#### Written exercise:
Return all lines with the word "unos" in them.

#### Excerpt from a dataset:
--

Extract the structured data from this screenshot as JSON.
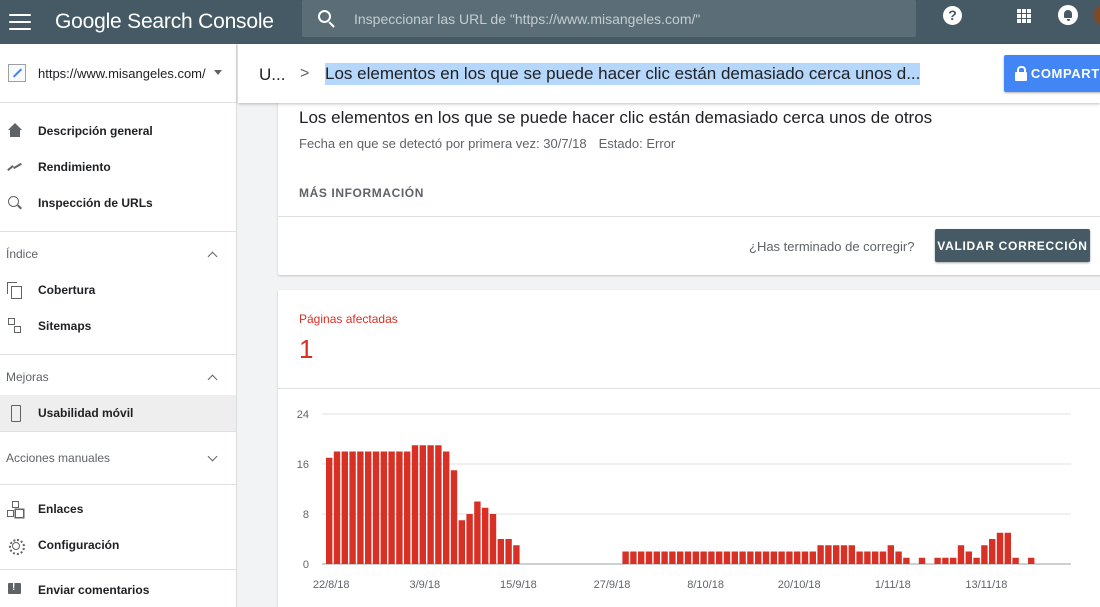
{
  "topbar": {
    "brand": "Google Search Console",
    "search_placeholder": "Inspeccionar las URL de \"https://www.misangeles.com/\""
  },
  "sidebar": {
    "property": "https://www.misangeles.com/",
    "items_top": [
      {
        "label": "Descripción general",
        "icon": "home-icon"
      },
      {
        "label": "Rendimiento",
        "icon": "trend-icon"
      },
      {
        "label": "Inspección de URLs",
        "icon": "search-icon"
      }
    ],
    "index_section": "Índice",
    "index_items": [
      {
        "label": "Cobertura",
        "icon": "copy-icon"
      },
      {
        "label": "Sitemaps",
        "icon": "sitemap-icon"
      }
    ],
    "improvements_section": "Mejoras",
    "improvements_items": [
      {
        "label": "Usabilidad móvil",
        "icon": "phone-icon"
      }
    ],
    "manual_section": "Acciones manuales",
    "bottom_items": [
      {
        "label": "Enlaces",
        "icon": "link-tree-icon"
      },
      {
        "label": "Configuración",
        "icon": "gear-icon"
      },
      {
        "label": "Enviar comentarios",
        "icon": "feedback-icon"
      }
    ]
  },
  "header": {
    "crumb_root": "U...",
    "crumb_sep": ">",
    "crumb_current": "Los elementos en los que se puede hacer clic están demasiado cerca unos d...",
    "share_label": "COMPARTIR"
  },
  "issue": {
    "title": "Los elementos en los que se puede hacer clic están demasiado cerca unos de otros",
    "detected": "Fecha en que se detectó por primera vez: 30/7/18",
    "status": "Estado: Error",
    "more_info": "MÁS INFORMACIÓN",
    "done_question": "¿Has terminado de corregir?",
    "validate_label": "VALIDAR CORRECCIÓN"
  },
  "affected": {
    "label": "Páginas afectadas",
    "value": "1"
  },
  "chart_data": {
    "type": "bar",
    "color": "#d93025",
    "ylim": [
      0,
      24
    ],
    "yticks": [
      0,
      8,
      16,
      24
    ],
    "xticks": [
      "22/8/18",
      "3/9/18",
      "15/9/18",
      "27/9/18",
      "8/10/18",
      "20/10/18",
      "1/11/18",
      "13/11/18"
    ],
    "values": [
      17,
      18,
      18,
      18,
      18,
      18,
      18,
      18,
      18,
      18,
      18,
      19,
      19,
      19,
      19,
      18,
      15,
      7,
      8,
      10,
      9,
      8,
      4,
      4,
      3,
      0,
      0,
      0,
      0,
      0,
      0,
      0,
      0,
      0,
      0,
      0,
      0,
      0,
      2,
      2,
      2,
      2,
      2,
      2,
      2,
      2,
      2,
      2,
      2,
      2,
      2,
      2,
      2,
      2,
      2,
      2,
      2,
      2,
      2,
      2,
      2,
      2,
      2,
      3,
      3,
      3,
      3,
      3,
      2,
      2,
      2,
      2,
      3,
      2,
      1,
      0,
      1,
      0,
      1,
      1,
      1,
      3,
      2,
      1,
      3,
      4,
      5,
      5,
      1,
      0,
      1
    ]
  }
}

--

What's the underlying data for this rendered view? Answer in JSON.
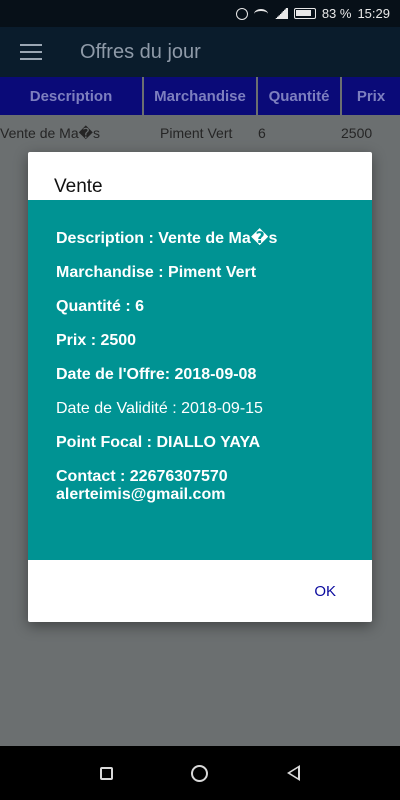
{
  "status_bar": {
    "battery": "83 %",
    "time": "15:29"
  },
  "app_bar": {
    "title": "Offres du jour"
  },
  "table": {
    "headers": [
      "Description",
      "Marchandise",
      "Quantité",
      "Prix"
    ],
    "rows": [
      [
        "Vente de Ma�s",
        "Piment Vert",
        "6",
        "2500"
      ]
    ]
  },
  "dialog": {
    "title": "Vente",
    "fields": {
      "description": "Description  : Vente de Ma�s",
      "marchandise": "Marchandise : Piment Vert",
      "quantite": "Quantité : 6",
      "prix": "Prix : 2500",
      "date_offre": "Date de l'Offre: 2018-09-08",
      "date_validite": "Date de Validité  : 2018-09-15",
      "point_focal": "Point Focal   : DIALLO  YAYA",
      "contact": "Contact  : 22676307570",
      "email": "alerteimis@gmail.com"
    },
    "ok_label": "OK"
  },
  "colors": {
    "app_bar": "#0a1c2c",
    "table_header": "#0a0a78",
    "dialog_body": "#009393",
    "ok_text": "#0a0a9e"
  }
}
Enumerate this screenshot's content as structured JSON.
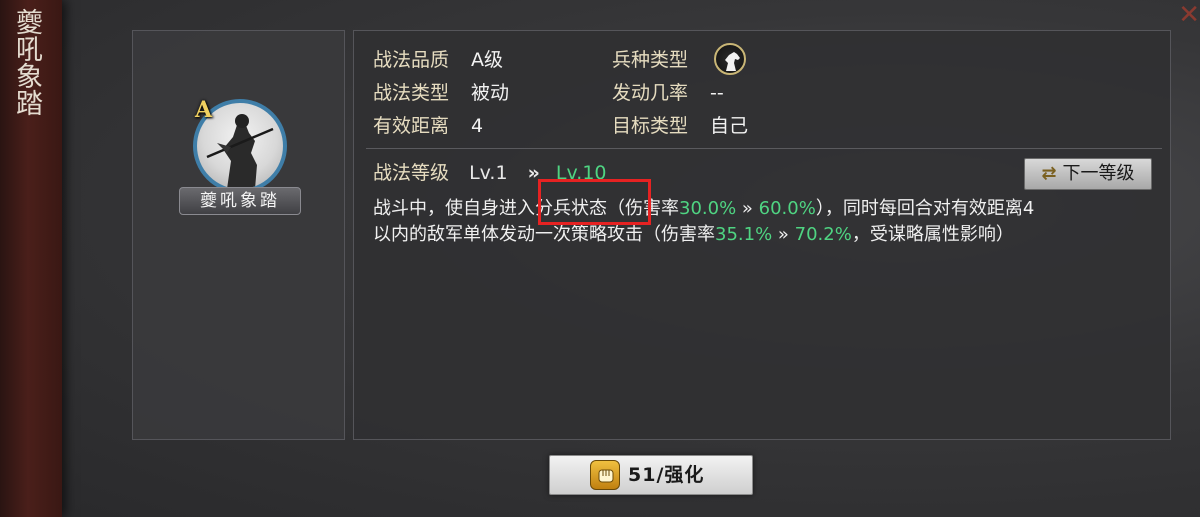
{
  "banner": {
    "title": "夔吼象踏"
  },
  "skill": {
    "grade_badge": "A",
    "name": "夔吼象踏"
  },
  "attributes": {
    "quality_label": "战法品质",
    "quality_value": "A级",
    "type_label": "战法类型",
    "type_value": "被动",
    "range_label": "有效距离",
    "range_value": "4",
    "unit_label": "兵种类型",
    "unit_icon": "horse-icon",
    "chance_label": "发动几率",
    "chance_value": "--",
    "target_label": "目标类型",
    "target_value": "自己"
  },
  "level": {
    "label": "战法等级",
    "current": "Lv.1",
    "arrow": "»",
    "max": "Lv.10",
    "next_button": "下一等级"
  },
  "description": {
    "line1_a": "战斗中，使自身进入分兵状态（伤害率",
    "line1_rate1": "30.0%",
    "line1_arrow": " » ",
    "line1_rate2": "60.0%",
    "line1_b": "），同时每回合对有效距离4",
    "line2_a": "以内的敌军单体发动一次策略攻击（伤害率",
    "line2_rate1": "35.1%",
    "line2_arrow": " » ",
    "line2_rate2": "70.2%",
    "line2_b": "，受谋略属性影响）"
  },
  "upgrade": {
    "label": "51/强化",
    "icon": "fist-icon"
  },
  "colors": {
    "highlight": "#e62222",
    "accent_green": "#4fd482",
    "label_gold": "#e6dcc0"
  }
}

--

#### Written answer:
    "crumb_current": "Los elementos en los que se puede hacer clic están demasiado cerca unos d...",
    "title": "Los elementos en los que se puede hacer clic están demasiado cerca unos de otros",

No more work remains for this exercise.